• [TASK BRIEF]: Images do not belong in the copy. Retype all the entries below exactly.

• [DATA EXTRACT]:
****
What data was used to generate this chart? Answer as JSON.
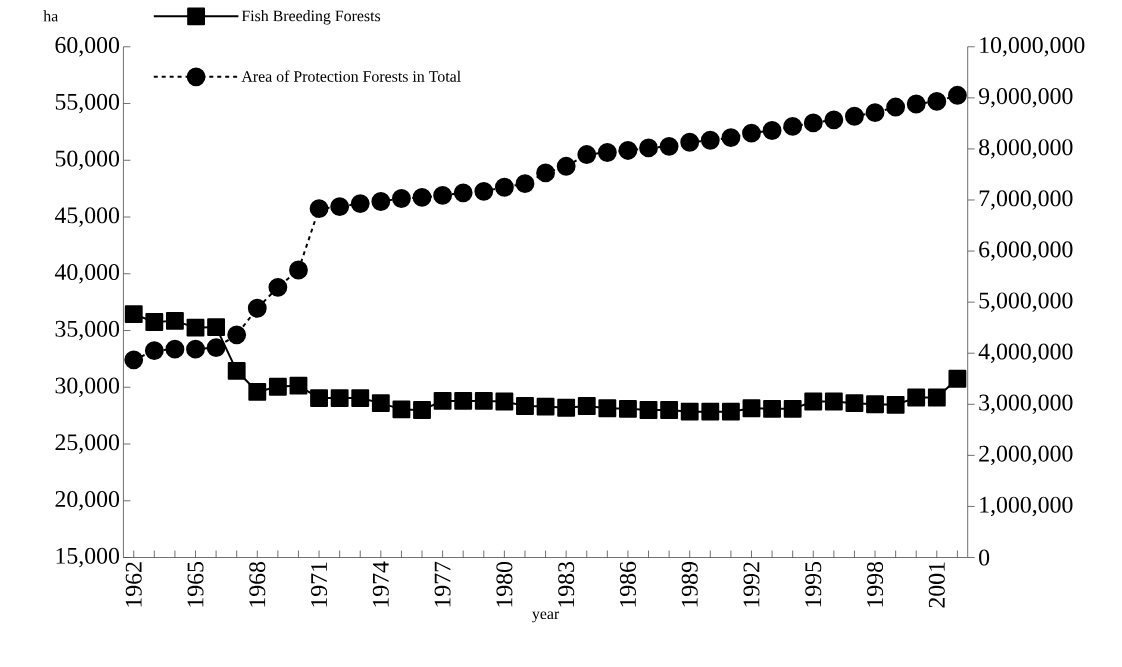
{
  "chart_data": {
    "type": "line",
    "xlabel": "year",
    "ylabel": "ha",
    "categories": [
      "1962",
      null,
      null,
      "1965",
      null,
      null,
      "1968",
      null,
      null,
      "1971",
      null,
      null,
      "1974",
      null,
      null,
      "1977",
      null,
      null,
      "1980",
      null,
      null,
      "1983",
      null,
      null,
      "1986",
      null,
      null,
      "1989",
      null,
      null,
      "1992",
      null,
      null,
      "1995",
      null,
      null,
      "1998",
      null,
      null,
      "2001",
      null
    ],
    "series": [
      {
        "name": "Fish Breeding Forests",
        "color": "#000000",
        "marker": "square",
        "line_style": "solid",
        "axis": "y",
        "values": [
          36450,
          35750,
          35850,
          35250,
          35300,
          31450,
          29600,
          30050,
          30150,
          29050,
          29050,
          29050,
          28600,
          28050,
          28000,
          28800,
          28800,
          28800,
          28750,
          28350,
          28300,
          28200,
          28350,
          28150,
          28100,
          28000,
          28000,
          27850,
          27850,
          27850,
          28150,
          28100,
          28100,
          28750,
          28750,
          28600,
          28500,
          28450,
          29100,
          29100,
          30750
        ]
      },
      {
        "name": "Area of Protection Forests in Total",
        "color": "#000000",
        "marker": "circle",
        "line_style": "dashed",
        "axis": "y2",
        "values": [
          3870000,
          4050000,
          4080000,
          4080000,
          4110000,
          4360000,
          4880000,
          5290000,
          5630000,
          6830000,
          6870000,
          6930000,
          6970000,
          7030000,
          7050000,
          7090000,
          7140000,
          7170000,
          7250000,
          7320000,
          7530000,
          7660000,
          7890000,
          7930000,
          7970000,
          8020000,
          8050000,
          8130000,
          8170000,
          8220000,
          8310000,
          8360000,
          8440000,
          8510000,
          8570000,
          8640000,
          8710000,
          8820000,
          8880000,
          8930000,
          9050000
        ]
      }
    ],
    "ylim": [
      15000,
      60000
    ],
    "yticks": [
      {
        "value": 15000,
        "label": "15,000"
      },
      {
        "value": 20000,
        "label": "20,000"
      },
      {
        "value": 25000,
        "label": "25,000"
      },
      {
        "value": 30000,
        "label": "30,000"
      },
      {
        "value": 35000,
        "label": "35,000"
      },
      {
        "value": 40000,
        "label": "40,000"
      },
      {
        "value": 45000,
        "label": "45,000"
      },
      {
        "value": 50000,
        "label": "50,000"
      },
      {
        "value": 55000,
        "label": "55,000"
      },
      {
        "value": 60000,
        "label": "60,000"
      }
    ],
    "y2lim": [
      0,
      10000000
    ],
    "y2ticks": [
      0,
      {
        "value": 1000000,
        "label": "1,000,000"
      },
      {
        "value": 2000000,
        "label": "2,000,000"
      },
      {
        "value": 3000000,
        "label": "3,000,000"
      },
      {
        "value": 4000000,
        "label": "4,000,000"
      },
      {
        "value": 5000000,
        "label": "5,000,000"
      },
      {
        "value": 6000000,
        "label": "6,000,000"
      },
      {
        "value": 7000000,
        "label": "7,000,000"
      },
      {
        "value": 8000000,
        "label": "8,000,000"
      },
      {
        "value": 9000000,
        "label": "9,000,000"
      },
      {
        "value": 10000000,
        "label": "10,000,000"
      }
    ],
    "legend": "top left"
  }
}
****
• [ANSWER FOR THE TASK]:
What data was used to generate this chart? Answer as JSON.
{
  "chart_data": {
    "type": "line",
    "xlabel": "year",
    "ylabel": "ha",
    "categories": [
      "1962",
      null,
      null,
      "1965",
      null,
      null,
      "1968",
      null,
      null,
      "1971",
      null,
      null,
      "1974",
      null,
      null,
      "1977",
      null,
      null,
      "1980",
      null,
      null,
      "1983",
      null,
      null,
      "1986",
      null,
      null,
      "1989",
      null,
      null,
      "1992",
      null,
      null,
      "1995",
      null,
      null,
      "1998",
      null,
      null,
      "2001",
      null
    ],
    "series": [
      {
        "name": "Fish Breeding Forests",
        "color": "#000000",
        "marker": "square",
        "line_style": "solid",
        "axis": "y",
        "values": [
          36450,
          35750,
          35850,
          35250,
          35300,
          31450,
          29600,
          30050,
          30150,
          29050,
          29050,
          29050,
          28600,
          28050,
          28000,
          28800,
          28800,
          28800,
          28750,
          28350,
          28300,
          28200,
          28350,
          28150,
          28100,
          28000,
          28000,
          27850,
          27850,
          27850,
          28150,
          28100,
          28100,
          28750,
          28750,
          28600,
          28500,
          28450,
          29100,
          29100,
          30750
        ]
      },
      {
        "name": "Area of Protection Forests in Total",
        "color": "#000000",
        "marker": "circle",
        "line_style": "dashed",
        "axis": "y2",
        "values": [
          3870000,
          4050000,
          4080000,
          4080000,
          4110000,
          4360000,
          4880000,
          5290000,
          5630000,
          6830000,
          6870000,
          6930000,
          6970000,
          7030000,
          7050000,
          7090000,
          7140000,
          7170000,
          7250000,
          7320000,
          7530000,
          7660000,
          7890000,
          7930000,
          7970000,
          8020000,
          8050000,
          8130000,
          8170000,
          8220000,
          8310000,
          8360000,
          8440000,
          8510000,
          8570000,
          8640000,
          8710000,
          8820000,
          8880000,
          8930000,
          9050000
        ]
      }
    ],
    "ylim": [
      15000,
      60000
    ],
    "yticks": [
      {
        "value": 15000,
        "label": "15,000"
      },
      {
        "value": 20000,
        "label": "20,000"
      },
      {
        "value": 25000,
        "label": "25,000"
      },
      {
        "value": 30000,
        "label": "30,000"
      },
      {
        "value": 35000,
        "label": "35,000"
      },
      {
        "value": 40000,
        "label": "40,000"
      },
      {
        "value": 45000,
        "label": "45,000"
      },
      {
        "value": 50000,
        "label": "50,000"
      },
      {
        "value": 55000,
        "label": "55,000"
      },
      {
        "value": 60000,
        "label": "60,000"
      }
    ],
    "y2lim": [
      0,
      10000000
    ],
    "y2ticks": [
      0,
      {
        "value": 1000000,
        "label": "1,000,000"
      },
      {
        "value": 2000000,
        "label": "2,000,000"
      },
      {
        "value": 3000000,
        "label": "3,000,000"
      },
      {
        "value": 4000000,
        "label": "4,000,000"
      },
      {
        "value": 5000000,
        "label": "5,000,000"
      },
      {
        "value": 6000000,
        "label": "6,000,000"
      },
      {
        "value": 7000000,
        "label": "7,000,000"
      },
      {
        "value": 8000000,
        "label": "8,000,000"
      },
      {
        "value": 9000000,
        "label": "9,000,000"
      },
      {
        "value": 10000000,
        "label": "10,000,000"
      }
    ],
    "legend": "top left"
  }
}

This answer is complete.